** start of WORKING DATA **

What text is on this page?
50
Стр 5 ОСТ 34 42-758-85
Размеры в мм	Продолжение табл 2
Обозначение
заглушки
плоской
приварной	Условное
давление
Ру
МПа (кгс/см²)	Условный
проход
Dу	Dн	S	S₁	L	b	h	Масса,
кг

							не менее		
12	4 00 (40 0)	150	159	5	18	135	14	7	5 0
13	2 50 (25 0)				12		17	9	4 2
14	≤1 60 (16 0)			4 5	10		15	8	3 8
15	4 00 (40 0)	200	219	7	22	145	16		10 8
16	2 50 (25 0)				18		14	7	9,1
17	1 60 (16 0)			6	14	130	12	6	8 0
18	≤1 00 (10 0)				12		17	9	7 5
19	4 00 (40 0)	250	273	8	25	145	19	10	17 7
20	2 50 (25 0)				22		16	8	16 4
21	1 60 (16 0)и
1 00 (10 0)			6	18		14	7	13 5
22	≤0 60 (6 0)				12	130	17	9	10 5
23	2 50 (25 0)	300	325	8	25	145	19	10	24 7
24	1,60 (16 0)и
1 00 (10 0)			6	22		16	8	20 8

** end of WORKING DATA **

▶ _EXERCISE OBJECTIVE_
Once more, set down the full listing, verbatim.

▶ _TASK SOLUTION_
What text is on this page?
50
Стр 5 ОСТ 34 42-758-85
Размеры в мм	Продолжение табл 2
Обозначение
заглушки
плоской
приварной	Условное
давление
Ру
МПа (кгс/см²)	Условный
проход
Dу	Dн	S	S₁	L	b	h	Масса,
кг

							не менее		
12	4 00 (40 0)	150	159	5	18	135	14	7	5 0
13	2 50 (25 0)				12		17	9	4 2
14	≤1 60 (16 0)			4 5	10		15	8	3 8
15	4 00 (40 0)	200	219	7	22	145	16		10 8
16	2 50 (25 0)				18		14	7	9,1
17	1 60 (16 0)			6	14	130	12	6	8 0
18	≤1 00 (10 0)				12		17	9	7 5
19	4 00 (40 0)	250	273	8	25	145	19	10	17 7
20	2 50 (25 0)				22		16	8	16 4
21	1 60 (16 0)и
1 00 (10 0)			6	18		14	7	13 5
22	≤0 60 (6 0)				12	130	17	9	10 5
23	2 50 (25 0)	300	325	8	25	145	19	10	24 7
24	1,60 (16 0)и
1 00 (10 0)			6	22		16	8	20 8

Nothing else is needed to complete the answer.